▶ Required task:
Show all lines of the listing that hold the word "passengers".

▶ Data shown:
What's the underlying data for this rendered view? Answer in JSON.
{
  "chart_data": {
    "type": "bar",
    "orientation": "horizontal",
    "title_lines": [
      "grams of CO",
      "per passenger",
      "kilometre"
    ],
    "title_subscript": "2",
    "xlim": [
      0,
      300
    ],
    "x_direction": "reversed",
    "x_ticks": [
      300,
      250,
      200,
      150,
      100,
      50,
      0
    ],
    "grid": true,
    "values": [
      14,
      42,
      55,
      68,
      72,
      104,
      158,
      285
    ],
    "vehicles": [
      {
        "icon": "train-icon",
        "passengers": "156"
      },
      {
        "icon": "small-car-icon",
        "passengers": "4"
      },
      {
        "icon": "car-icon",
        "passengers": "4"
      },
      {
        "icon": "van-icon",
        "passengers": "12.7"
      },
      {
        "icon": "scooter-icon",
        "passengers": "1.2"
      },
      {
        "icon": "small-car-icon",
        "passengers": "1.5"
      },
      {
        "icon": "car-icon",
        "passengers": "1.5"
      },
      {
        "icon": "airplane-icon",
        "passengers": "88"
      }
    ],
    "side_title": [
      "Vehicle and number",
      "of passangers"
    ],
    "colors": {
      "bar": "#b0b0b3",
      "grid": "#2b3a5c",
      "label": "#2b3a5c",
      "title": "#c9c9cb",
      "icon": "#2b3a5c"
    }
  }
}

▶ Solution to this task:
        "passengers": "156"
        "passengers": "4"
        "passengers": "4"
        "passengers": "12.7"
        "passengers": "1.2"
        "passengers": "1.5"
        "passengers": "1.5"
        "passengers": "88"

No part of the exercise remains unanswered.